> **PROBLEM REQUIREMENTS**:
Select, from the data, each line where "систем" occurs.

---- MATERIAL SUPPLIED

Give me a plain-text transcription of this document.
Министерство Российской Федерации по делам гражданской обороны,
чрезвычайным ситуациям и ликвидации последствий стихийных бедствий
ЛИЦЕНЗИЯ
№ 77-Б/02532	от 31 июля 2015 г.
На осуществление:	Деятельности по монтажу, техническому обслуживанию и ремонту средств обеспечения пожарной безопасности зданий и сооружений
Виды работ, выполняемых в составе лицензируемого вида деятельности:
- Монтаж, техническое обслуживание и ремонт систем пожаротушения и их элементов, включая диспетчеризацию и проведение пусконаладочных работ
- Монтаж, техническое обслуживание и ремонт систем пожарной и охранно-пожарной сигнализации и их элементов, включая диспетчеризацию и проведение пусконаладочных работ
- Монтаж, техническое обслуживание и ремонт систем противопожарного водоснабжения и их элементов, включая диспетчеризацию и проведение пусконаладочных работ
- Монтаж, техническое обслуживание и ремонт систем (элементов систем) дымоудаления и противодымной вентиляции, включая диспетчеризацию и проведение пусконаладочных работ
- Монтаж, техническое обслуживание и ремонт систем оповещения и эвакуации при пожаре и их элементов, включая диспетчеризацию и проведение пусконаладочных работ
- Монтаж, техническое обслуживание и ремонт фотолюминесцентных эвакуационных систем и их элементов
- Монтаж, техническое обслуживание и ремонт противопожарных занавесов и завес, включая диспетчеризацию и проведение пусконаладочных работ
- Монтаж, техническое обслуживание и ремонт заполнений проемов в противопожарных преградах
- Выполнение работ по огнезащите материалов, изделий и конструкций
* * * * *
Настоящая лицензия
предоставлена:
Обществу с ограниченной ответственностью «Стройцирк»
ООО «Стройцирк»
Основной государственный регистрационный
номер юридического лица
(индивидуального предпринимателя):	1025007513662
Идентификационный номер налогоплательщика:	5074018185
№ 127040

--------

> **RESPONSE**:
- Монтаж, техническое обслуживание и ремонт систем пожаротушения и их элементов, включая диспетчеризацию и проведение пусконаладочных работ
- Монтаж, техническое обслуживание и ремонт систем пожарной и охранно-пожарной сигнализации и их элементов, включая диспетчеризацию и проведение пусконаладочных работ
- Монтаж, техническое обслуживание и ремонт систем противопожарного водоснабжения и их элементов, включая диспетчеризацию и проведение пусконаладочных работ
- Монтаж, техническое обслуживание и ремонт систем (элементов систем) дымоудаления и противодымной вентиляции, включая диспетчеризацию и проведение пусконаладочных работ
- Монтаж, техническое обслуживание и ремонт систем оповещения и эвакуации при пожаре и их элементов, включая диспетчеризацию и проведение пусконаладочных работ
- Монтаж, техническое обслуживание и ремонт фотолюминесцентных эвакуационных систем и их элементов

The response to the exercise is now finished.